PILCO baseline for on‑car RC drift control
=========================================

First-cut, *read‑and‑extend* implementation that trains a Gaussian‑Process
model of the car dynamics and optimises an RBF policy via analytic moment
matching (original PILCO method). Meant to run **solely on on‑car data**.

Dependencies
------------
$ pip install numpy tensorflow==2.* gpflow==2.9.0 tensorflow_probability

File layout
-----------
• `CarEnv`  – Gym‑like interface wrapping ROS 2 topics (same as in DQN code)
• `collect_rollout` – executes current policy, logs (s, a, s′)
• `fit_gp_model`  – fits independent GPs to each state dimension
• `RBFLayer` + `RBFPolicy` – nonlinear controller π(s)=W·φ(s) with tanh squash
• `PILCOTrainer` – core optimise‑policy loop
• CLI  – `python pilco_baseline.py train`, `... eval model.npz`

NOTE 1: This is *minimal*; safety wrappers (kill‑switch) should run in ROS.
NOTE 2: Closed‑form moment matching needs small state dims – we keep 3‑dim state.

### Set problem 1
Reproduce the PILCO baseline text in full, with nothing changed.
### Set problem 2
From the records, write out the lines starting at the one containing "check-icon: ✔ xyxy=(9,58,23,77)" and ending after the one containing "app-window: Innstillinger Om", both included, and nothing else.

[Layout region records]
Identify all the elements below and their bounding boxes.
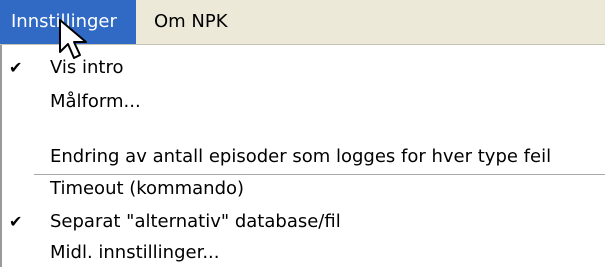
check-icon: ✔ xyxy=(9,58,23,77)
menu-om-npk-label: Om NPK xyxy=(154,11,228,32)
menu-item-malform[interactable]: Målform... xyxy=(2,87,605,117)
menu-item-label: Målform... xyxy=(50,91,141,112)
menu-item-vis-intro[interactable]: ✔ Vis intro xyxy=(2,53,605,83)
menu-item-label: Vis intro xyxy=(50,57,124,78)
menu-bar: Innstillinger Om NPK xyxy=(0,0,605,45)
app-window: Innstillinger Om NPK ✔ Vis intro Målform… xyxy=(0,0,605,267)
menu-item-label: Separat "alternativ" database/fil xyxy=(50,211,341,232)
menu-item-midl-innstillinger[interactable]: Midl. innstillinger... xyxy=(2,238,605,267)
menu-innstillinger[interactable]: Innstillinger xyxy=(0,0,136,44)
menu-item-timeout-kommando[interactable]: Timeout (kommando) xyxy=(2,174,605,204)
menu-innstillinger-label: Innstillinger xyxy=(11,11,117,32)
menu-item-label: Timeout (kommando) xyxy=(50,178,245,199)
menu-om-npk[interactable]: Om NPK xyxy=(143,0,245,44)
check-icon: ✔ xyxy=(9,212,23,231)
menu-item-label: Endring av antall episoder som logges fo… xyxy=(50,146,552,167)
menu-item-label: Midl. innstillinger... xyxy=(50,242,220,263)
innstillinger-dropdown: ✔ Vis intro Målform... Endring av antall… xyxy=(0,45,605,267)
menu-item-endring-antall-episoder[interactable]: Endring av antall episoder som logges fo… xyxy=(2,142,605,172)
menu-item-separat-alternativ-database[interactable]: ✔ Separat "alternativ" database/fil xyxy=(2,207,605,237)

### Complete response 1
PILCO baseline for on‑car RC drift control
=========================================

First-cut, *read‑and‑extend* implementation that trains a Gaussian‑Process
model of the car dynamics and optimises an RBF policy via analytic moment
matching (original PILCO method). Meant to run **solely on on‑car data**.

Dependencies
------------
$ pip install numpy tensorflow==2.* gpflow==2.9.0 tensorflow_probability

File layout
-----------
• `CarEnv`  – Gym‑like interface wrapping ROS 2 topics (same as in DQN code)
• `collect_rollout` – executes current policy, logs (s, a, s′)
• `fit_gp_model`  – fits independent GPs to each state dimension
• `RBFLayer` + `RBFPolicy` – nonlinear controller π(s)=W·φ(s) with tanh squash
• `PILCOTrainer` – core optimise‑policy loop
• CLI  – `python pilco_baseline.py train`, `... eval model.npz`

NOTE 1: This is *minimal*; safety wrappers (kill‑switch) should run in ROS.
NOTE 2: Closed‑form moment matching needs small state dims – we keep 3‑dim state.

### Complete response 2
check-icon: ✔ xyxy=(9,58,23,77)
menu-om-npk-label: Om NPK xyxy=(154,11,228,32)
menu-item-malform[interactable]: Målform... xyxy=(2,87,605,117)
menu-item-label: Målform... xyxy=(50,91,141,112)
menu-item-vis-intro[interactable]: ✔ Vis intro xyxy=(2,53,605,83)
menu-item-label: Vis intro xyxy=(50,57,124,78)
menu-bar: Innstillinger Om NPK xyxy=(0,0,605,45)
app-window: Innstillinger Om NPK ✔ Vis intro Målform… xyxy=(0,0,605,267)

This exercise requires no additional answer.